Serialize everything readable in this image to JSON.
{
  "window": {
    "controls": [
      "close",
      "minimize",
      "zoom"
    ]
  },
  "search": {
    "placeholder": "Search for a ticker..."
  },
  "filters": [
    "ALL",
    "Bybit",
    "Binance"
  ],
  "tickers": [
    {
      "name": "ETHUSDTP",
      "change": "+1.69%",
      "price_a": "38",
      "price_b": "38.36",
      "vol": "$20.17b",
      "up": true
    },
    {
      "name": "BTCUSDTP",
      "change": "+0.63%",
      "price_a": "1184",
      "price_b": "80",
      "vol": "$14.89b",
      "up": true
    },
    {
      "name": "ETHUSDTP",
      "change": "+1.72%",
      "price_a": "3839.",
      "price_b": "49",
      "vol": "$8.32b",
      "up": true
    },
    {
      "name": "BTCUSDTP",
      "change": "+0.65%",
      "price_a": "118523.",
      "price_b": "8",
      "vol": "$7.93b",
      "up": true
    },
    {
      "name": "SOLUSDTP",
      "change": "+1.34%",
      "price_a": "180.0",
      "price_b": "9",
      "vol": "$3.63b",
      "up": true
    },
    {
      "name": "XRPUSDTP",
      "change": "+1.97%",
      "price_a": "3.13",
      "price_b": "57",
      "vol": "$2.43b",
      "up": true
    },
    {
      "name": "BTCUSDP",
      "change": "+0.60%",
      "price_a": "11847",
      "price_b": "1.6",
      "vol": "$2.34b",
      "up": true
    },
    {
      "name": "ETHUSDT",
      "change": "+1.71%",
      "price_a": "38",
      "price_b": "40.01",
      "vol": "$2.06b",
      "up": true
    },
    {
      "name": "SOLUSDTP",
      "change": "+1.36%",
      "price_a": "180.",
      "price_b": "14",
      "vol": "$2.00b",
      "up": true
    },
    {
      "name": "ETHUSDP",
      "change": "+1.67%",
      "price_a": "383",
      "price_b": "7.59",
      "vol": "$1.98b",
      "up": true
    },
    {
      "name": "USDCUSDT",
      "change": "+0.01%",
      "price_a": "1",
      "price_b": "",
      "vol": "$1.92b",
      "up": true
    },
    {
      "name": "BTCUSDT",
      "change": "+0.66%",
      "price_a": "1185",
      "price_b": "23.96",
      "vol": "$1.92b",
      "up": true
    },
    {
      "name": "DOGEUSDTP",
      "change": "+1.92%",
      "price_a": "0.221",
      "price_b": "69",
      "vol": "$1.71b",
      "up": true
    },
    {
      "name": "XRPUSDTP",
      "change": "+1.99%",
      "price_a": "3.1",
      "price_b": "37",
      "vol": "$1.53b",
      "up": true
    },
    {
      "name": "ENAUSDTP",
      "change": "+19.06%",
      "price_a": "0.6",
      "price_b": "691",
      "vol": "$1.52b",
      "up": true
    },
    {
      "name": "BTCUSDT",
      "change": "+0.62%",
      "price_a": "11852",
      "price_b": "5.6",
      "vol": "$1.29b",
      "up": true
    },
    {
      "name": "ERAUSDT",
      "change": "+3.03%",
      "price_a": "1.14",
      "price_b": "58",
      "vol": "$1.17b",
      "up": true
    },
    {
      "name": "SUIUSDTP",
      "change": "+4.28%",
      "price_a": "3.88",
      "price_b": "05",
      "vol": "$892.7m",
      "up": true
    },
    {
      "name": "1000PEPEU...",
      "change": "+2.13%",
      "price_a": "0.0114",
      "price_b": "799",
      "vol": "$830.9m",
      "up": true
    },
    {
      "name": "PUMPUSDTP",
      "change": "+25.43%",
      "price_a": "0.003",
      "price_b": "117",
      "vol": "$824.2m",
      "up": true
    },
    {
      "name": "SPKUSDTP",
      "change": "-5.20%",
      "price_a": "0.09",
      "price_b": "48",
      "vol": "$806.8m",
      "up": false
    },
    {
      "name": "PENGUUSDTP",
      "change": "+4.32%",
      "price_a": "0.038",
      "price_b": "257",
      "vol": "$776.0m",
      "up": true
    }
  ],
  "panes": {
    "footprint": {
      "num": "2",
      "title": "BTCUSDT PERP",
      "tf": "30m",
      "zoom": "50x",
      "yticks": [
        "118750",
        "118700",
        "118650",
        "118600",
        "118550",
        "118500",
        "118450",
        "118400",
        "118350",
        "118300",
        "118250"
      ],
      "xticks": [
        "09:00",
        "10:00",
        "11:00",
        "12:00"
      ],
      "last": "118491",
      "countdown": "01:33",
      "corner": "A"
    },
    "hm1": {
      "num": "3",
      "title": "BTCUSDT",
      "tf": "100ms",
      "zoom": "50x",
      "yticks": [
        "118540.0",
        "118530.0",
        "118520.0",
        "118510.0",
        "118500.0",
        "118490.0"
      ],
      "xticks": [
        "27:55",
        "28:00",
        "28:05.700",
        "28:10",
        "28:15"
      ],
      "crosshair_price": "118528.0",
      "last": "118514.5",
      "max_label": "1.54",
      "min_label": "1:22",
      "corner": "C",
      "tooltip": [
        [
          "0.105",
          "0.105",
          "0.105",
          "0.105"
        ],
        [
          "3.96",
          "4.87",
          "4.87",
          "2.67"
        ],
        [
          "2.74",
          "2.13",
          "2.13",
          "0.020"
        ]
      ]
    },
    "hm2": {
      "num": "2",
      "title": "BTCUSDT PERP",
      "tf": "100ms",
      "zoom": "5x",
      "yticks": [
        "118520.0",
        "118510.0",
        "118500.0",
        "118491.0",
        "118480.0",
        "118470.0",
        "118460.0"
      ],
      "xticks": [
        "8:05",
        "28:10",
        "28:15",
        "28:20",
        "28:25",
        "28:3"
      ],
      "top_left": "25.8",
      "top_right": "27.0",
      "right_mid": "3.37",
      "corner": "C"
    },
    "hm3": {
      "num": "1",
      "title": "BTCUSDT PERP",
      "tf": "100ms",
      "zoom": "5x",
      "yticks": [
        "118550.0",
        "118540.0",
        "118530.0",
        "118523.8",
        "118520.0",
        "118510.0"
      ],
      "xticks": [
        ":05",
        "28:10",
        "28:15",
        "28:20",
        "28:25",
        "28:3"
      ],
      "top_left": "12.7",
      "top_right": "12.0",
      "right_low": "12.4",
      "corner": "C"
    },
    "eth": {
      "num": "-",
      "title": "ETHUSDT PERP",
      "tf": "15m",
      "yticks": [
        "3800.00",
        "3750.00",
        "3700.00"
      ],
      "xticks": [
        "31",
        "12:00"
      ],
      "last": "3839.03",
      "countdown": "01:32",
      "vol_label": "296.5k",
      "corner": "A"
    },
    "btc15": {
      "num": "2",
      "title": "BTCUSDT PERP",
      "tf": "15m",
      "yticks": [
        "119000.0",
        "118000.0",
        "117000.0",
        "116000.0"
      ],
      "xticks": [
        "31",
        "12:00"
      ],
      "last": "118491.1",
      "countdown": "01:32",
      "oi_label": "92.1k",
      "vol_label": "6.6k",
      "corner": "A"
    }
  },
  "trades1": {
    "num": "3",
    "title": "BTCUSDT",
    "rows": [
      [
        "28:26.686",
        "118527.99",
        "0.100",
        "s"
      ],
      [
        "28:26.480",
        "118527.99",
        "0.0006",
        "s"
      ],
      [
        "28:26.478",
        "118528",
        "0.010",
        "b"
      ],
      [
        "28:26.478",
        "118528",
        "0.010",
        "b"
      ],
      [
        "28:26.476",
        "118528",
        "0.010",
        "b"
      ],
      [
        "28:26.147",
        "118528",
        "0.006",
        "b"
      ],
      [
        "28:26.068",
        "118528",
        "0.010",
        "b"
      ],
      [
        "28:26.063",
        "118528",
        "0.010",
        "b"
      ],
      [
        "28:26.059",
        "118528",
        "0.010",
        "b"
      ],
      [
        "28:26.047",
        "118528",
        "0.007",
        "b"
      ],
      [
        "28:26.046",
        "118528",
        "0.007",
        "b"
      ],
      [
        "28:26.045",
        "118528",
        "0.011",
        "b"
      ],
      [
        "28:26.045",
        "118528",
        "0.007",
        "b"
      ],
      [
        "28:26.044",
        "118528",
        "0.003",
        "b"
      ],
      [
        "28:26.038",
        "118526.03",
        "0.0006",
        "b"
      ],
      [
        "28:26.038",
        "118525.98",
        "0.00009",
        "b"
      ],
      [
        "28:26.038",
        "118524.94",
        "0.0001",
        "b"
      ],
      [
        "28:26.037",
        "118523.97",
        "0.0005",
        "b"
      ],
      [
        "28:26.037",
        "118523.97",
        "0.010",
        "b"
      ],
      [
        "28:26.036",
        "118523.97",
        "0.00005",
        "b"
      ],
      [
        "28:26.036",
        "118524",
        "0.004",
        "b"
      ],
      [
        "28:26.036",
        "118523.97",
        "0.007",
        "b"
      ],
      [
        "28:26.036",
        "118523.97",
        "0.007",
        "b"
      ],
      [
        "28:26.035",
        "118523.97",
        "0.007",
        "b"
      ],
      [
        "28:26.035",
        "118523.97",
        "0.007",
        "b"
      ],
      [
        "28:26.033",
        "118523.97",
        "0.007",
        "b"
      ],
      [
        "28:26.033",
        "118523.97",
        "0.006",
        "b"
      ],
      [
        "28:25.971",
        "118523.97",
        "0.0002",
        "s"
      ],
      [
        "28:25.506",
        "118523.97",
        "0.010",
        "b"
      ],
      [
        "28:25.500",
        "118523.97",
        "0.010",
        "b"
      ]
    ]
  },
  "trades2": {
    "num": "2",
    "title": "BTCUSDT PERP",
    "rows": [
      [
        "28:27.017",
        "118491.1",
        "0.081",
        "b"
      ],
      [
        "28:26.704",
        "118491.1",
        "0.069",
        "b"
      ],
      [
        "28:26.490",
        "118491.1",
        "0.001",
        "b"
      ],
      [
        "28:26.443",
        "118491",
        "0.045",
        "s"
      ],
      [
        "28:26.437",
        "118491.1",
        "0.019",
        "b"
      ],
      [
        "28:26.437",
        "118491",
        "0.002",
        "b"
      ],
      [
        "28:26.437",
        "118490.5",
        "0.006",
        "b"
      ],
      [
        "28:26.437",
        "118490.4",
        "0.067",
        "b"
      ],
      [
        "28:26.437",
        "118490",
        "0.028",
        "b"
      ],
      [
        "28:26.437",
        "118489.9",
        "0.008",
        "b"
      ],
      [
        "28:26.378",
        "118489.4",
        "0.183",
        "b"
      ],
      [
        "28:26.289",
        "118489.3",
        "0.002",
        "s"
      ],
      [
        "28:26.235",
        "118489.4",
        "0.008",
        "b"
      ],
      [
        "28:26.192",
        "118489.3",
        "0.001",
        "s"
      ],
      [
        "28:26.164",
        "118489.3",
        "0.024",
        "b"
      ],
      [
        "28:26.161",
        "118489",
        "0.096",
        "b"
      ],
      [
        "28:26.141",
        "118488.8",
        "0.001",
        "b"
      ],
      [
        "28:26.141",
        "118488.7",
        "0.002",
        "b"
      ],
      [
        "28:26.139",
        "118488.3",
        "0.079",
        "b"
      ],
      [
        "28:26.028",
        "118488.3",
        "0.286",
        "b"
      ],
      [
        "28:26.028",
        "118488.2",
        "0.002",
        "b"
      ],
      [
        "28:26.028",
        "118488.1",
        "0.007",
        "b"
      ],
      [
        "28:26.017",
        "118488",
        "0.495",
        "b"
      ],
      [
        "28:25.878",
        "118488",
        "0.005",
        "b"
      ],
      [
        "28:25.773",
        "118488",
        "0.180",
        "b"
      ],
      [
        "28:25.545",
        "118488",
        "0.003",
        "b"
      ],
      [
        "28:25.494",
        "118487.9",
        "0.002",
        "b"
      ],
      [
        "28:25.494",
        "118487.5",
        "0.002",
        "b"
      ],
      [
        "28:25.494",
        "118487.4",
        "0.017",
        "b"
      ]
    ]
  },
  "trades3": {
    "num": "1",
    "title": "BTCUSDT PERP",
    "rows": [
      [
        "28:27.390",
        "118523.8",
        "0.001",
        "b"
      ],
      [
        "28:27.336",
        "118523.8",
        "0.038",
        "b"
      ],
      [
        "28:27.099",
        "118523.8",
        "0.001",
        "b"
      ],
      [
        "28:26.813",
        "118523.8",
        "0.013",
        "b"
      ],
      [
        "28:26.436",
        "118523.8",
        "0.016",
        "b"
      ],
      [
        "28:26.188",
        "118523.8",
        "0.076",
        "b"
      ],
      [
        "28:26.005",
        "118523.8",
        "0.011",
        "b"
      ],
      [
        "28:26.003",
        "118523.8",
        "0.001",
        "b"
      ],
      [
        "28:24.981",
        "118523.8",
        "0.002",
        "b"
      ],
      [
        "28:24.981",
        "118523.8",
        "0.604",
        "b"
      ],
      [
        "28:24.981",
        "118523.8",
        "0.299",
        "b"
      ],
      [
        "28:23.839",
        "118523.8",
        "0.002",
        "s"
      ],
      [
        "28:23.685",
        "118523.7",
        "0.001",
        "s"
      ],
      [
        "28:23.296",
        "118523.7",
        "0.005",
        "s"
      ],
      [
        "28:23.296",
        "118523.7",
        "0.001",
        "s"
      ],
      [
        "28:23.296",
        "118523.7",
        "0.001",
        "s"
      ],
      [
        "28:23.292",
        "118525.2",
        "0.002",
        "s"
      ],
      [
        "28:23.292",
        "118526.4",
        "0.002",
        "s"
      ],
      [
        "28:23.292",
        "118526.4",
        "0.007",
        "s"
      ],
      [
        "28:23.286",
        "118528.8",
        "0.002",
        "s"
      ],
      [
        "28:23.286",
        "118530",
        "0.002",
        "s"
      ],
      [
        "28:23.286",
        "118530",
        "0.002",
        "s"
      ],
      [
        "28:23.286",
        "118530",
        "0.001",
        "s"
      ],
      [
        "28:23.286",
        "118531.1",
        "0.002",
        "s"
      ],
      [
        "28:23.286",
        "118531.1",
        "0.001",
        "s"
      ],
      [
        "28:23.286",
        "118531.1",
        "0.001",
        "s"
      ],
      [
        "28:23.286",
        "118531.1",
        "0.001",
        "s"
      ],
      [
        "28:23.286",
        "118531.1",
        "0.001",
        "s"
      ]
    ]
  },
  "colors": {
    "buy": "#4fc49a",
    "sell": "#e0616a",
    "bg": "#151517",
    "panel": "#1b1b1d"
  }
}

....................

- **Written request**: Tally the lines of the data that contain the string "last" and report the total alone.

- **Answer to the exercise**: 4